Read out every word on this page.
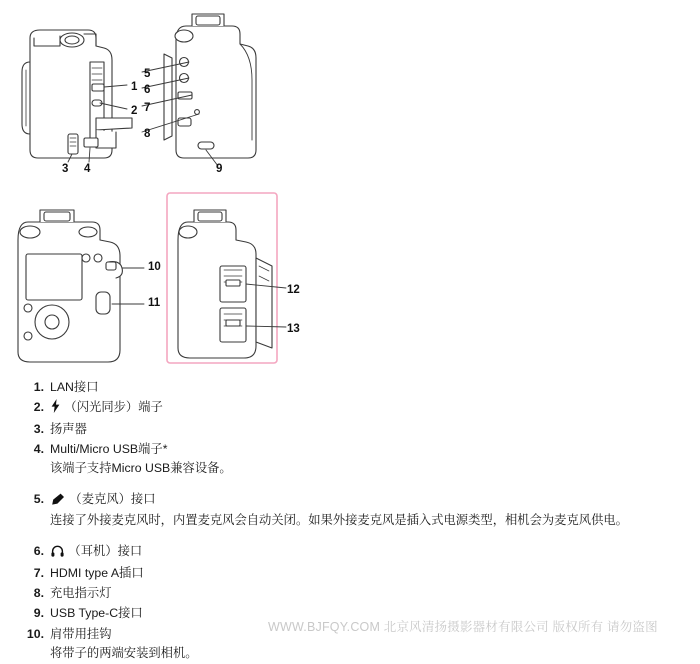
1
2
3 4
5
6
7
8
9
10
11
12
13
1. LAN接口
2.	（闪光同步）端子
3. 扬声器
4. Multi/Micro USB端子*
该端子支持Micro USB兼容设备。
5.	（麦克风）接口
连接了外接麦克风时，内置麦克风会自动关闭。如果外接麦克风是插入式电源类型，相机会为麦克风供电。
6.	（耳机）接口
7. HDMI type A插口
8. 充电指示灯
9. USB Type-C接口
10. 肩带用挂钩
将带子的两端安装到相机。
WWW.BJFQY.COM 北京风清扬摄影器材有限公司 版权所有 请勿盗图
+++++
### STATED TASK:
Repeat each entry exactly as given; no pictures belong in the copy.

### SOLUTION TO THIS EXERCISE:
Read out every word on this page.
1
2
3 4
5
6
7
8
9
10
11
12
13
1. LAN接口
2.	（闪光同步）端子
3. 扬声器
4. Multi/Micro USB端子*
该端子支持Micro USB兼容设备。
5.	（麦克风）接口
连接了外接麦克风时，内置麦克风会自动关闭。如果外接麦克风是插入式电源类型，相机会为麦克风供电。
6.	（耳机）接口
7. HDMI type A插口
8. 充电指示灯
9. USB Type-C接口
10. 肩带用挂钩
将带子的两端安装到相机。
WWW.BJFQY.COM 北京风清扬摄影器材有限公司 版权所有 请勿盗图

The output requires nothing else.